[Dataset entries]
- - - -
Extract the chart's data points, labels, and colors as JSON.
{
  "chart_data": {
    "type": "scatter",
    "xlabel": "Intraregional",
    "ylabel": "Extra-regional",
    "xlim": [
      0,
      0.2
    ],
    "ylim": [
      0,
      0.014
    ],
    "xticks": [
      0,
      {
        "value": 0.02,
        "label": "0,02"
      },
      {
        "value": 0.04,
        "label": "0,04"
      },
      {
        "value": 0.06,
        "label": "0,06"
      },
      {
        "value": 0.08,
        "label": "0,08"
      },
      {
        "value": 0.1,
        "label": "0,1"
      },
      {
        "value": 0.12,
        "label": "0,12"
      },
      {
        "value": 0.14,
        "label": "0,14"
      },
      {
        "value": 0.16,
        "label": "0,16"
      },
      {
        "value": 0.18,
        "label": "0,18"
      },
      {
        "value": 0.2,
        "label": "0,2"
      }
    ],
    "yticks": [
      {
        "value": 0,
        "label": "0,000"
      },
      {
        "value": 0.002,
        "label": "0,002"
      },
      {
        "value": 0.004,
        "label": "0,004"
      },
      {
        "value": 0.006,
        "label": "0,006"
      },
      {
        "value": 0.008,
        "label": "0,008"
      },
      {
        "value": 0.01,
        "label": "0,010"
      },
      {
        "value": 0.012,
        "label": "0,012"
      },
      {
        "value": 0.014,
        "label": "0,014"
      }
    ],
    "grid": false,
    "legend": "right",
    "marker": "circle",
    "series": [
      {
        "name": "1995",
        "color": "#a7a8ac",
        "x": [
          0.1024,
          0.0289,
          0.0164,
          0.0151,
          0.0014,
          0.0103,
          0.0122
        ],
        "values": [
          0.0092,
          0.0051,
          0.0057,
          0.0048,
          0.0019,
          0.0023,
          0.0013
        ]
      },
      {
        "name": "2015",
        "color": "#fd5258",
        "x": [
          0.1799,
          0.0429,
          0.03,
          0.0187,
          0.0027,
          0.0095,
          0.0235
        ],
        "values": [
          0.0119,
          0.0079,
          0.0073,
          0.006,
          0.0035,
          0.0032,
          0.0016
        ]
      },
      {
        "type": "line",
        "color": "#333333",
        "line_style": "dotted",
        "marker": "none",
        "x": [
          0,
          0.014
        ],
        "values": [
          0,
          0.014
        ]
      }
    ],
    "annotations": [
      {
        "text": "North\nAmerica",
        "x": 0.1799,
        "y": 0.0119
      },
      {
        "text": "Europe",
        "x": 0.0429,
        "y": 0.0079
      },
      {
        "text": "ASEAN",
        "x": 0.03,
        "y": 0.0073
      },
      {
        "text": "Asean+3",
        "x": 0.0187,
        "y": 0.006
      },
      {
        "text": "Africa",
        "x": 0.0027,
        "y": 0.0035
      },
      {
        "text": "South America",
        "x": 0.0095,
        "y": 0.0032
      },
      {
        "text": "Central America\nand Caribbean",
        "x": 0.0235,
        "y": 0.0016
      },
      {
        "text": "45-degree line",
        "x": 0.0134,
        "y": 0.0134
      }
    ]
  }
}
- - - -
* _Required work_
List each line of the records that holds the string "text".

* _Output below_
        "text": "North\nAmerica",
        "text": "Europe",
        "text": "ASEAN",
        "text": "Asean+3",
        "text": "Africa",
        "text": "South America",
        "text": "Central America\nand Caribbean",
        "text": "45-degree line",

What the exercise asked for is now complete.